→ **Exercise**:
Locate every line below that contains the word "stone" and copy it.

→ **Excerpt from a dataset**:
════════════════════

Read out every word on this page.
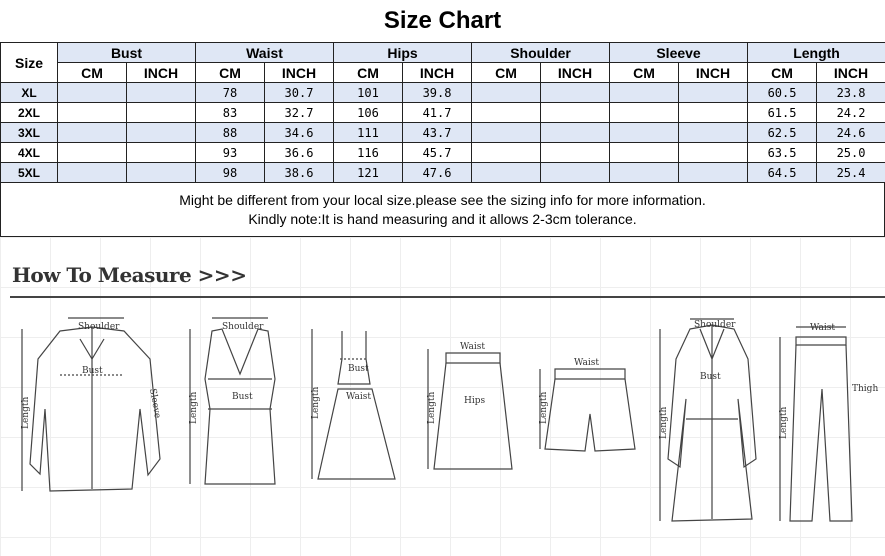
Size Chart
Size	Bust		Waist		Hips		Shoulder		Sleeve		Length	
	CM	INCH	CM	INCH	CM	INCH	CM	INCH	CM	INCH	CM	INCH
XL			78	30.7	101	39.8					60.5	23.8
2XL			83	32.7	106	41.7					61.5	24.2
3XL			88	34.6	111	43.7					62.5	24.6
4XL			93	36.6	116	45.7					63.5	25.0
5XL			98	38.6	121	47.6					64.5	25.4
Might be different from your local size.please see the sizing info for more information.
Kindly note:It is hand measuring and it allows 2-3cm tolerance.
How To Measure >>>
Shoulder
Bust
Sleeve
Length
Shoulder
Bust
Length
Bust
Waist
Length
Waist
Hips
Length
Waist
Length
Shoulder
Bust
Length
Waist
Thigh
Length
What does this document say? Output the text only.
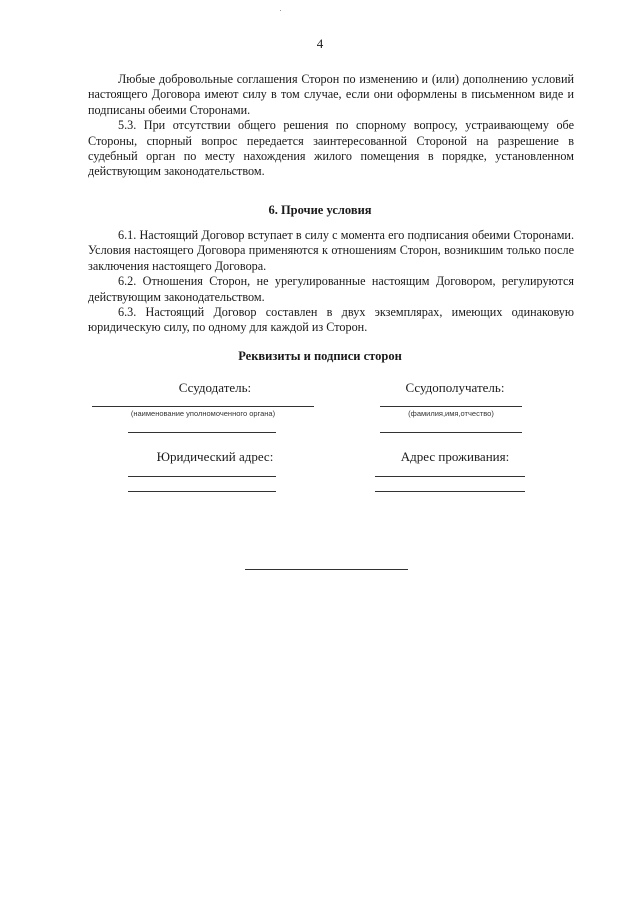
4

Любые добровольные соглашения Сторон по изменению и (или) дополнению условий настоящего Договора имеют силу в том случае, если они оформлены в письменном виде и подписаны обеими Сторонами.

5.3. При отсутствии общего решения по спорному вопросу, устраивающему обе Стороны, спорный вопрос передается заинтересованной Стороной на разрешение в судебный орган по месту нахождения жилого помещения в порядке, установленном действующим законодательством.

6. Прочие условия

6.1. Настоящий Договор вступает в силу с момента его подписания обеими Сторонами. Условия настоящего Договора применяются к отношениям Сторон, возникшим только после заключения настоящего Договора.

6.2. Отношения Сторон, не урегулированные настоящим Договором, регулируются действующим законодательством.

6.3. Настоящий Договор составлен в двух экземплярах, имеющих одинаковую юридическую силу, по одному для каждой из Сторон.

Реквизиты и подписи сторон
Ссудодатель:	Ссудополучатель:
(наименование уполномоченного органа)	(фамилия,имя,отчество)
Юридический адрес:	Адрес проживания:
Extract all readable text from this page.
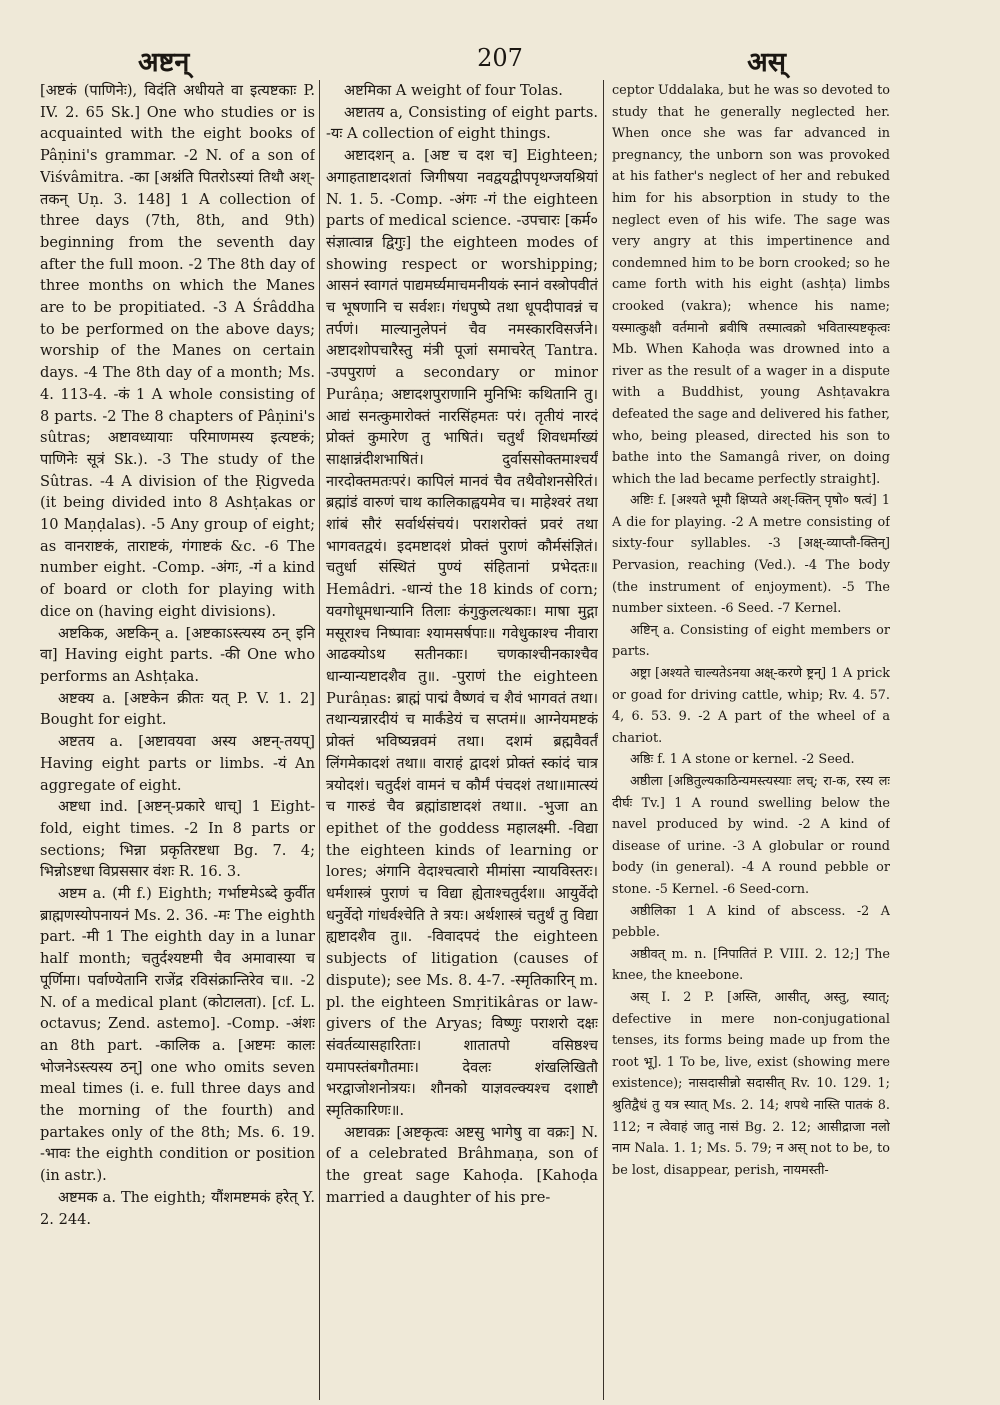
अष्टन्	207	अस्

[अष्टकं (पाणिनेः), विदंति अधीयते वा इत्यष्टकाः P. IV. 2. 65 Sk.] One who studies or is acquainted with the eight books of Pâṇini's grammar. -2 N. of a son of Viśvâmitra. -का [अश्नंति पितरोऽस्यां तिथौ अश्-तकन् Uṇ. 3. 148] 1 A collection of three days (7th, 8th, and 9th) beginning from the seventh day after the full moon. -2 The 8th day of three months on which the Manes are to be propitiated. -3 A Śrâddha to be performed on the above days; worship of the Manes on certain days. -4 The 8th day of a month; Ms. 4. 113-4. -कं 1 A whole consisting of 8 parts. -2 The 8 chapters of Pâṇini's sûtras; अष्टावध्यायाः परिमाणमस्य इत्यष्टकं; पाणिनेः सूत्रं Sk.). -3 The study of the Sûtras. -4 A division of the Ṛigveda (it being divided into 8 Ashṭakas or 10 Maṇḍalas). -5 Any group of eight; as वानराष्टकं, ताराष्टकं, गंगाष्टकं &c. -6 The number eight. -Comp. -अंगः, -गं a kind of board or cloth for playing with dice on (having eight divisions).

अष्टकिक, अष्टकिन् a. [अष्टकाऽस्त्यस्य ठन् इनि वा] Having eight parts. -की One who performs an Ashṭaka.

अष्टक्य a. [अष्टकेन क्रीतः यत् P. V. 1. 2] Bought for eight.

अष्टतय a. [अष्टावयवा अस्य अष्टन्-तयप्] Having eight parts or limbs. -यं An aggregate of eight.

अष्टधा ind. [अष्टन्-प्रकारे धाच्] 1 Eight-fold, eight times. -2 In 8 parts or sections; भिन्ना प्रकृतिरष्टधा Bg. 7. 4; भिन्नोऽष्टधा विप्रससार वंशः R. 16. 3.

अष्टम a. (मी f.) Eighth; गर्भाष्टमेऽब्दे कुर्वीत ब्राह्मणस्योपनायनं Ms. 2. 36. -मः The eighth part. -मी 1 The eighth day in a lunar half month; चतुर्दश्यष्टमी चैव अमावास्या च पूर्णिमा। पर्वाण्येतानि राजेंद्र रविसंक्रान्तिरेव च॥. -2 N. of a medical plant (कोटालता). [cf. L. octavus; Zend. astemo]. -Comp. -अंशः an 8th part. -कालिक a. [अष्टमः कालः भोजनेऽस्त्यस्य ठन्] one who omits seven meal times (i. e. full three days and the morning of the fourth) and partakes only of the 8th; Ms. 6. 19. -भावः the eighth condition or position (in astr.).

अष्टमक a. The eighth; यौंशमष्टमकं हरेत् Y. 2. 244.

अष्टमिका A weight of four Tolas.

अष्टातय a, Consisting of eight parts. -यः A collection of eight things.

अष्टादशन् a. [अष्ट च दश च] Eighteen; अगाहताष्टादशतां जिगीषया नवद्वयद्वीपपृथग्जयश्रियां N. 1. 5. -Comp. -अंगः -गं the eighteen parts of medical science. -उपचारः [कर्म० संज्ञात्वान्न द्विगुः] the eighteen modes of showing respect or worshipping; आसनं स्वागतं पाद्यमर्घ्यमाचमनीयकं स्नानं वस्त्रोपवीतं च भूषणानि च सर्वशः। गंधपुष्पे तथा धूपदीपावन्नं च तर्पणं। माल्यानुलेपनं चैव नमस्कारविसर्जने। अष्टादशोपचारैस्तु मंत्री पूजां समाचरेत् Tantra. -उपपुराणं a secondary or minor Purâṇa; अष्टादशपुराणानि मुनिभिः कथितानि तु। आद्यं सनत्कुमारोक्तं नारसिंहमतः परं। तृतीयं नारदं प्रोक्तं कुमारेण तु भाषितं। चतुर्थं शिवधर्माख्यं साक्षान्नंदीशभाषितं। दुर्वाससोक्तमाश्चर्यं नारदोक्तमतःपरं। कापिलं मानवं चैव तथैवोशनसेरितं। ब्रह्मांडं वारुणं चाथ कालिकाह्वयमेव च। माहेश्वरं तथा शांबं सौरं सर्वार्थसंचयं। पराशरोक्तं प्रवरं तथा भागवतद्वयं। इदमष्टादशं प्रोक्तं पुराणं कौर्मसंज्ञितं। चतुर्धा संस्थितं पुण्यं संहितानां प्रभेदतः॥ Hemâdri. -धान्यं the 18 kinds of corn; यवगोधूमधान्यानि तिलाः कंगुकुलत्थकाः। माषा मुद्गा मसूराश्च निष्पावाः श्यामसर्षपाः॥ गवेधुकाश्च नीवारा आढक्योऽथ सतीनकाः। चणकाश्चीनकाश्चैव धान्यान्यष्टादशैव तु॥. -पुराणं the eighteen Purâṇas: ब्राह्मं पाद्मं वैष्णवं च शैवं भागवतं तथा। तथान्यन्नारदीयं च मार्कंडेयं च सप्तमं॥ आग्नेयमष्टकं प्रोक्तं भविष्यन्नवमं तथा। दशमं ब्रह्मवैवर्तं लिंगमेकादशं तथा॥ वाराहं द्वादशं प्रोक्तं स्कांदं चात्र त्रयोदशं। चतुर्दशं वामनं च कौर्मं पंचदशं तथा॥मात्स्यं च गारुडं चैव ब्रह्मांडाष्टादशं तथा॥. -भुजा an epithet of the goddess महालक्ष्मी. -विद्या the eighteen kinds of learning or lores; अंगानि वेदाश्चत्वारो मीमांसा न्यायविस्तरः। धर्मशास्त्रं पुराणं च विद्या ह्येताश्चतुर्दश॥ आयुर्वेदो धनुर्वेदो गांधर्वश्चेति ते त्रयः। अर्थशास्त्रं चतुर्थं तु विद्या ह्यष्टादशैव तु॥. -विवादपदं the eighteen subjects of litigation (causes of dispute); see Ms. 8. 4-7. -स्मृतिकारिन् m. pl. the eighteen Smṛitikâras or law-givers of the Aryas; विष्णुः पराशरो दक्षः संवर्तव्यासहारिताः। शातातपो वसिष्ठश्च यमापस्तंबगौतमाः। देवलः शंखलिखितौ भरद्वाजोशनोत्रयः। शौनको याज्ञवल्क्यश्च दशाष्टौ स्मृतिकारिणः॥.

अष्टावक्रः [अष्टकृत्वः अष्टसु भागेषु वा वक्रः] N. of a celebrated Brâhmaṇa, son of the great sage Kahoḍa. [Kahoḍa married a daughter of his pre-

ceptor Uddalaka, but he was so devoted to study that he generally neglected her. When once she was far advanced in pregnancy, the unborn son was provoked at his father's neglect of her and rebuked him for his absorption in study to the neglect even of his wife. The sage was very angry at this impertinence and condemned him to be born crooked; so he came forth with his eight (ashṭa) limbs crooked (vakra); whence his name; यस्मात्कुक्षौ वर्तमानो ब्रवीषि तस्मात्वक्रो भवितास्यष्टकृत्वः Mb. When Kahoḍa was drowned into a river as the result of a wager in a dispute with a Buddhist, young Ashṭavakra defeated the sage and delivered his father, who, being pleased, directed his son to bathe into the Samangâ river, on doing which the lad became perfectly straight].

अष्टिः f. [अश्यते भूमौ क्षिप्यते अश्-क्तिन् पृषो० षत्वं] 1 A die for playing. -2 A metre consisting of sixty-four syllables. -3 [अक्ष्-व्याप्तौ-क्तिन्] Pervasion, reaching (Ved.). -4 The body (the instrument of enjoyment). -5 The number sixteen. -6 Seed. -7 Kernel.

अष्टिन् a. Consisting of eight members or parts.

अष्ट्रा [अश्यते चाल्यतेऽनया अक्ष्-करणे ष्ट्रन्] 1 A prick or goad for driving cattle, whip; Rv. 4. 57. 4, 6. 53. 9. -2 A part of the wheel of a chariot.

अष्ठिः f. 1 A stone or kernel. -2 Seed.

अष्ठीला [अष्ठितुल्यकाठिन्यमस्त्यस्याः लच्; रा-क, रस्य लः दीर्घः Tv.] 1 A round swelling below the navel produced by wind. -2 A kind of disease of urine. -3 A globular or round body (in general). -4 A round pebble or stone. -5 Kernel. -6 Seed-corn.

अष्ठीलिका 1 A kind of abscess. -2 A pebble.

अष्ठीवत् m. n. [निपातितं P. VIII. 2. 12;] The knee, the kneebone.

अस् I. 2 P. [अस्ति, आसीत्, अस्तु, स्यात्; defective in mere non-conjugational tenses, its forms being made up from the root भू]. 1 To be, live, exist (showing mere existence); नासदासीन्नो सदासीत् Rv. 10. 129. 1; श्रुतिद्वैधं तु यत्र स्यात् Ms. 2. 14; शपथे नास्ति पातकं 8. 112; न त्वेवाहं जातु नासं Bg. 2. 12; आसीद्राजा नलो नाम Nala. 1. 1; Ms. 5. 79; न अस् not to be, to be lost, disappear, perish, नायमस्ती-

════════════════════

→ **Task response**:
अष्ठिः f. 1 A stone or kernel. -2 Seed.
अष्ठीला [अष्ठितुल्यकाठिन्यमस्त्यस्याः लच्; रा-क, रस्य लः दीर्घः Tv.] 1 A round swelling below the navel produced by wind. -2 A kind of disease of urine. -3 A globular or round body (in general). -4 A round pebble or stone. -5 Kernel. -6 Seed-corn.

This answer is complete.